** begin **
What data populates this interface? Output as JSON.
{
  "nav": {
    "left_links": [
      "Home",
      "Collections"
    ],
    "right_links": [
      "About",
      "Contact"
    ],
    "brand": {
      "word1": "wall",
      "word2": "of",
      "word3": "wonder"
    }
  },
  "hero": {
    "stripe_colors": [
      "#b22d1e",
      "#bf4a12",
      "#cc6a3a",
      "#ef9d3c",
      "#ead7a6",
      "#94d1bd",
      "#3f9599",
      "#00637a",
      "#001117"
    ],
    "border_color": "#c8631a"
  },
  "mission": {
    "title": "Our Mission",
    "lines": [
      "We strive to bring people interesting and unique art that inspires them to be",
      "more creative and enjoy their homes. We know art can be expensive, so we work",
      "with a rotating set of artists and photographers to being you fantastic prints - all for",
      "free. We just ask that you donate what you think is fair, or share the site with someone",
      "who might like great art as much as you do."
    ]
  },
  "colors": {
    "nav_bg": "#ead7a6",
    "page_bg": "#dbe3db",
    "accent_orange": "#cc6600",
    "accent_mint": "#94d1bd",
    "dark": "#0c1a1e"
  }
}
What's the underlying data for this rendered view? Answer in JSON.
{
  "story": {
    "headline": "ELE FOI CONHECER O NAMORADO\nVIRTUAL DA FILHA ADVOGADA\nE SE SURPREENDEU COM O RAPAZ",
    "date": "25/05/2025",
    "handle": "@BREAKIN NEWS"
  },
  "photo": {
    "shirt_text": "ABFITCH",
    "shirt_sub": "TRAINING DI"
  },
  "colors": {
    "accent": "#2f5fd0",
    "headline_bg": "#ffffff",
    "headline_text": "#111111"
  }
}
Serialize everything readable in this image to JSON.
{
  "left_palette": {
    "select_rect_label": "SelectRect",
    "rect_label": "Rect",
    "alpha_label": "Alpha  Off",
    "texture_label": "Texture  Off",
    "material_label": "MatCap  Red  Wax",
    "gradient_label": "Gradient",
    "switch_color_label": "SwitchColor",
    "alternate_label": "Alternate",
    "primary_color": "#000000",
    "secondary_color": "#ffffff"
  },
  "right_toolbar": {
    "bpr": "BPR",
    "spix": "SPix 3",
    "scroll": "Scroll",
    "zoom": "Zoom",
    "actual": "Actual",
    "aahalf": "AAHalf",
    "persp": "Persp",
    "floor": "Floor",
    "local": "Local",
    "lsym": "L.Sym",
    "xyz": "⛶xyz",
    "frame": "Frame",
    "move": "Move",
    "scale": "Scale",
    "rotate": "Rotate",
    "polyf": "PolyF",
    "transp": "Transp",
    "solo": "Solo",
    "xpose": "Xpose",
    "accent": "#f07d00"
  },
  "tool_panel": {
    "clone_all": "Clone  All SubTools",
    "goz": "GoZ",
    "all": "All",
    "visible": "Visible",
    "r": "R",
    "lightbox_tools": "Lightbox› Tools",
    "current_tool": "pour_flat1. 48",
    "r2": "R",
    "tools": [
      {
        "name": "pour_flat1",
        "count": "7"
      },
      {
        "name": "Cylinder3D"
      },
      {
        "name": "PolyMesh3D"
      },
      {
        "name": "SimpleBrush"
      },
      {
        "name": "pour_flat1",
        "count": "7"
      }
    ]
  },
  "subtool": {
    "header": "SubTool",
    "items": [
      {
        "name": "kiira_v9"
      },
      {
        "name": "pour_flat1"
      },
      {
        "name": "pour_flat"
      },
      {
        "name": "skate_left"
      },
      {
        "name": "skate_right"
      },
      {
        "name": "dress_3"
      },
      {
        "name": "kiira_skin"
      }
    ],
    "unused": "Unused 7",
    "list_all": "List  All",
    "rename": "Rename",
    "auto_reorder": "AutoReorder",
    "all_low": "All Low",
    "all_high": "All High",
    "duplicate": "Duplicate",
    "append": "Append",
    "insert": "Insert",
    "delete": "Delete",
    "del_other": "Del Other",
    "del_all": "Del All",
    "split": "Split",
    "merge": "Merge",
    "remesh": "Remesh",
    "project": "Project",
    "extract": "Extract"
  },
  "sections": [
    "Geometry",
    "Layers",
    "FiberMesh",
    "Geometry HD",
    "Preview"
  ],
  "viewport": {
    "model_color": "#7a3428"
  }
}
** end **
Aim of the task =
Copy out every line holding the string "that".

Response to the task =
      "We strive to bring people interesting and unique art that inspires them to be",
      "free. We just ask that you donate what you think is fair, or share the site with someone",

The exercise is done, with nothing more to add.